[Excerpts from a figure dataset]

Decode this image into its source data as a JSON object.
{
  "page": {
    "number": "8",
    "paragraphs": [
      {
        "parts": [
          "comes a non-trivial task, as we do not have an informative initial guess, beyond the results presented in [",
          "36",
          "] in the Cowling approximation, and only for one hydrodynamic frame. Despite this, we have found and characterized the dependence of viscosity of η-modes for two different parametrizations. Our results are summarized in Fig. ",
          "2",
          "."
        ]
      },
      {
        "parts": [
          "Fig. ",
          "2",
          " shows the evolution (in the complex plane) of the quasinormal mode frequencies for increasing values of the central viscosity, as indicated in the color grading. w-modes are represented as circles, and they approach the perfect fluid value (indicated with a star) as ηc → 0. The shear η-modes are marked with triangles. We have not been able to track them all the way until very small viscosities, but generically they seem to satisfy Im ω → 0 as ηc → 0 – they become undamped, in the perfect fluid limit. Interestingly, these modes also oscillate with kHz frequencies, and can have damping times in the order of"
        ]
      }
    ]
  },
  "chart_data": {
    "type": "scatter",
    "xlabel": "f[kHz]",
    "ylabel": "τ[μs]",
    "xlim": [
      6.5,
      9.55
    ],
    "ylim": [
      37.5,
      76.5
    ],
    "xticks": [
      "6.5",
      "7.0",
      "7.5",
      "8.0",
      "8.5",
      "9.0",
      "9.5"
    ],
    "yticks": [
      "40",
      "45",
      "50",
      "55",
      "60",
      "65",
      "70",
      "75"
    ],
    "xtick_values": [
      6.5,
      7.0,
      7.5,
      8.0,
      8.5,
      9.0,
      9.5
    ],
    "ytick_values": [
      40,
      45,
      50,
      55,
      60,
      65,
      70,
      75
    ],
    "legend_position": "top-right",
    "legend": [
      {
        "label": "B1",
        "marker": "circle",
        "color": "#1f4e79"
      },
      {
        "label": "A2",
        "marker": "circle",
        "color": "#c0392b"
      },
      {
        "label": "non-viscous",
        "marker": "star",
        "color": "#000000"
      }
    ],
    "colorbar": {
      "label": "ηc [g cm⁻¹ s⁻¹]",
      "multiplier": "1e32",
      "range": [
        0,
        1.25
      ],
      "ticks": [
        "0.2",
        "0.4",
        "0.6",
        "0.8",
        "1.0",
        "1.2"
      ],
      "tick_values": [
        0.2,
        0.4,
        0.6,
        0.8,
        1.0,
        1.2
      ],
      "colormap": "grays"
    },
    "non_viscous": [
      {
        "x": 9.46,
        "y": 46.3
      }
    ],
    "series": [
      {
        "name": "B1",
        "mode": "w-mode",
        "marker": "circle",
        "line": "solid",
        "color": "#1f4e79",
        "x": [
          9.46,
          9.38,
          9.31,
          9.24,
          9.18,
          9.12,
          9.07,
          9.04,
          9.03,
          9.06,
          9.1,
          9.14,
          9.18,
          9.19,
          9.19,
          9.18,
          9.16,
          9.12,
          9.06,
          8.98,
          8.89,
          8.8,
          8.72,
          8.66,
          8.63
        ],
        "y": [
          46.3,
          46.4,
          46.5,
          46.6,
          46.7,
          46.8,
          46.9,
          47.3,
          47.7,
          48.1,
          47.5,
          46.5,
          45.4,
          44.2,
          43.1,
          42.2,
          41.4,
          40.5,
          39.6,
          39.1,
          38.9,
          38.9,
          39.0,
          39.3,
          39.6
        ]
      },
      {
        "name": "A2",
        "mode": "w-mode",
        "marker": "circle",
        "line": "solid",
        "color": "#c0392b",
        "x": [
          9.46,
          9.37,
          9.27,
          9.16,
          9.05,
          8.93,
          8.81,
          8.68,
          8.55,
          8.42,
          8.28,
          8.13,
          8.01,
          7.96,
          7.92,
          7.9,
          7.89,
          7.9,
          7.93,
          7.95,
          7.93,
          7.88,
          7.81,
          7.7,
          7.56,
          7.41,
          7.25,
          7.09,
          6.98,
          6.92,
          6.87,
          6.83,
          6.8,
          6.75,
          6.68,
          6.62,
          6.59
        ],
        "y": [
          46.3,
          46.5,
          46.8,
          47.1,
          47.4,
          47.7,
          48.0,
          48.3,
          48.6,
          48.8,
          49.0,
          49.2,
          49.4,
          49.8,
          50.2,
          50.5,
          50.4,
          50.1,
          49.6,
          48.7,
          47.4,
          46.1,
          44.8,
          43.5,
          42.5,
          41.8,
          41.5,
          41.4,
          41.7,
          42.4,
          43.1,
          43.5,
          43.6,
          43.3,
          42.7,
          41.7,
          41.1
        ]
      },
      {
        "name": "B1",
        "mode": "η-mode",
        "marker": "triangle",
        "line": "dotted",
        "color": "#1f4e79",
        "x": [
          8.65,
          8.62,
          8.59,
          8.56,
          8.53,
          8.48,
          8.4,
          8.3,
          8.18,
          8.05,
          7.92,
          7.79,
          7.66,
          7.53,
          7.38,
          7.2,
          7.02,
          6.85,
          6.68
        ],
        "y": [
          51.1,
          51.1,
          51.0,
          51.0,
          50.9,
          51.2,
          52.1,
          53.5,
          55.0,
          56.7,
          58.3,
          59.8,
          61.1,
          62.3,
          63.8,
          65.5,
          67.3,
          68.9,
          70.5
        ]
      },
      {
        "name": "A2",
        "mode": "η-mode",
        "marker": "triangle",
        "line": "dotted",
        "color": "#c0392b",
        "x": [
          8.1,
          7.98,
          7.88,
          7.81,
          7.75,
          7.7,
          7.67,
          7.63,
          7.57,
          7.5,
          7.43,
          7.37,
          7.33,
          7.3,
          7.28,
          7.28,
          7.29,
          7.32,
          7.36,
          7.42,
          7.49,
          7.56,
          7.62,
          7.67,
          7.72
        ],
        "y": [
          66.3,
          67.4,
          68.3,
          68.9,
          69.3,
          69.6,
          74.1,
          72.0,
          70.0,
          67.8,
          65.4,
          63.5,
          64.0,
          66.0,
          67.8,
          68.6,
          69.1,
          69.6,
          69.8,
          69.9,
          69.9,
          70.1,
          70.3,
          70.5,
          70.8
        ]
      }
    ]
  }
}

◆ **Requirements**
Return the material in full, exactly as shown.

◆ **Correct response**
Decode this image into its source data as a JSON object.
{
  "page": {
    "number": "8",
    "paragraphs": [
      {
        "parts": [
          "comes a non-trivial task, as we do not have an informative initial guess, beyond the results presented in [",
          "36",
          "] in the Cowling approximation, and only for one hydrodynamic frame. Despite this, we have found and characterized the dependence of viscosity of η-modes for two different parametrizations. Our results are summarized in Fig. ",
          "2",
          "."
        ]
      },
      {
        "parts": [
          "Fig. ",
          "2",
          " shows the evolution (in the complex plane) of the quasinormal mode frequencies for increasing values of the central viscosity, as indicated in the color grading. w-modes are represented as circles, and they approach the perfect fluid value (indicated with a star) as ηc → 0. The shear η-modes are marked with triangles. We have not been able to track them all the way until very small viscosities, but generically they seem to satisfy Im ω → 0 as ηc → 0 – they become undamped, in the perfect fluid limit. Interestingly, these modes also oscillate with kHz frequencies, and can have damping times in the order of"
        ]
      }
    ]
  },
  "chart_data": {
    "type": "scatter",
    "xlabel": "f[kHz]",
    "ylabel": "τ[μs]",
    "xlim": [
      6.5,
      9.55
    ],
    "ylim": [
      37.5,
      76.5
    ],
    "xticks": [
      "6.5",
      "7.0",
      "7.5",
      "8.0",
      "8.5",
      "9.0",
      "9.5"
    ],
    "yticks": [
      "40",
      "45",
      "50",
      "55",
      "60",
      "65",
      "70",
      "75"
    ],
    "xtick_values": [
      6.5,
      7.0,
      7.5,
      8.0,
      8.5,
      9.0,
      9.5
    ],
    "ytick_values": [
      40,
      45,
      50,
      55,
      60,
      65,
      70,
      75
    ],
    "legend_position": "top-right",
    "legend": [
      {
        "label": "B1",
        "marker": "circle",
        "color": "#1f4e79"
      },
      {
        "label": "A2",
        "marker": "circle",
        "color": "#c0392b"
      },
      {
        "label": "non-viscous",
        "marker": "star",
        "color": "#000000"
      }
    ],
    "colorbar": {
      "label": "ηc [g cm⁻¹ s⁻¹]",
      "multiplier": "1e32",
      "range": [
        0,
        1.25
      ],
      "ticks": [
        "0.2",
        "0.4",
        "0.6",
        "0.8",
        "1.0",
        "1.2"
      ],
      "tick_values": [
        0.2,
        0.4,
        0.6,
        0.8,
        1.0,
        1.2
      ],
      "colormap": "grays"
    },
    "non_viscous": [
      {
        "x": 9.46,
        "y": 46.3
      }
    ],
    "series": [
      {
        "name": "B1",
        "mode": "w-mode",
        "marker": "circle",
        "line": "solid",
        "color": "#1f4e79",
        "x": [
          9.46,
          9.38,
          9.31,
          9.24,
          9.18,
          9.12,
          9.07,
          9.04,
          9.03,
          9.06,
          9.1,
          9.14,
          9.18,
          9.19,
          9.19,
          9.18,
          9.16,
          9.12,
          9.06,
          8.98,
          8.89,
          8.8,
          8.72,
          8.66,
          8.63
        ],
        "y": [
          46.3,
          46.4,
          46.5,
          46.6,
          46.7,
          46.8,
          46.9,
          47.3,
          47.7,
          48.1,
          47.5,
          46.5,
          45.4,
          44.2,
          43.1,
          42.2,
          41.4,
          40.5,
          39.6,
          39.1,
          38.9,
          38.9,
          39.0,
          39.3,
          39.6
        ]
      },
      {
        "name": "A2",
        "mode": "w-mode",
        "marker": "circle",
        "line": "solid",
        "color": "#c0392b",
        "x": [
          9.46,
          9.37,
          9.27,
          9.16,
          9.05,
          8.93,
          8.81,
          8.68,
          8.55,
          8.42,
          8.28,
          8.13,
          8.01,
          7.96,
          7.92,
          7.9,
          7.89,
          7.9,
          7.93,
          7.95,
          7.93,
          7.88,
          7.81,
          7.7,
          7.56,
          7.41,
          7.25,
          7.09,
          6.98,
          6.92,
          6.87,
          6.83,
          6.8,
          6.75,
          6.68,
          6.62,
          6.59
        ],
        "y": [
          46.3,
          46.5,
          46.8,
          47.1,
          47.4,
          47.7,
          48.0,
          48.3,
          48.6,
          48.8,
          49.0,
          49.2,
          49.4,
          49.8,
          50.2,
          50.5,
          50.4,
          50.1,
          49.6,
          48.7,
          47.4,
          46.1,
          44.8,
          43.5,
          42.5,
          41.8,
          41.5,
          41.4,
          41.7,
          42.4,
          43.1,
          43.5,
          43.6,
          43.3,
          42.7,
          41.7,
          41.1
        ]
      },
      {
        "name": "B1",
        "mode": "η-mode",
        "marker": "triangle",
        "line": "dotted",
        "color": "#1f4e79",
        "x": [
          8.65,
          8.62,
          8.59,
          8.56,
          8.53,
          8.48,
          8.4,
          8.3,
          8.18,
          8.05,
          7.92,
          7.79,
          7.66,
          7.53,
          7.38,
          7.2,
          7.02,
          6.85,
          6.68
        ],
        "y": [
          51.1,
          51.1,
          51.0,
          51.0,
          50.9,
          51.2,
          52.1,
          53.5,
          55.0,
          56.7,
          58.3,
          59.8,
          61.1,
          62.3,
          63.8,
          65.5,
          67.3,
          68.9,
          70.5
        ]
      },
      {
        "name": "A2",
        "mode": "η-mode",
        "marker": "triangle",
        "line": "dotted",
        "color": "#c0392b",
        "x": [
          8.1,
          7.98,
          7.88,
          7.81,
          7.75,
          7.7,
          7.67,
          7.63,
          7.57,
          7.5,
          7.43,
          7.37,
          7.33,
          7.3,
          7.28,
          7.28,
          7.29,
          7.32,
          7.36,
          7.42,
          7.49,
          7.56,
          7.62,
          7.67,
          7.72
        ],
        "y": [
          66.3,
          67.4,
          68.3,
          68.9,
          69.3,
          69.6,
          74.1,
          72.0,
          70.0,
          67.8,
          65.4,
          63.5,
          64.0,
          66.0,
          67.8,
          68.6,
          69.1,
          69.6,
          69.8,
          69.9,
          69.9,
          70.1,
          70.3,
          70.5,
          70.8
        ]
      }
    ]
  }
}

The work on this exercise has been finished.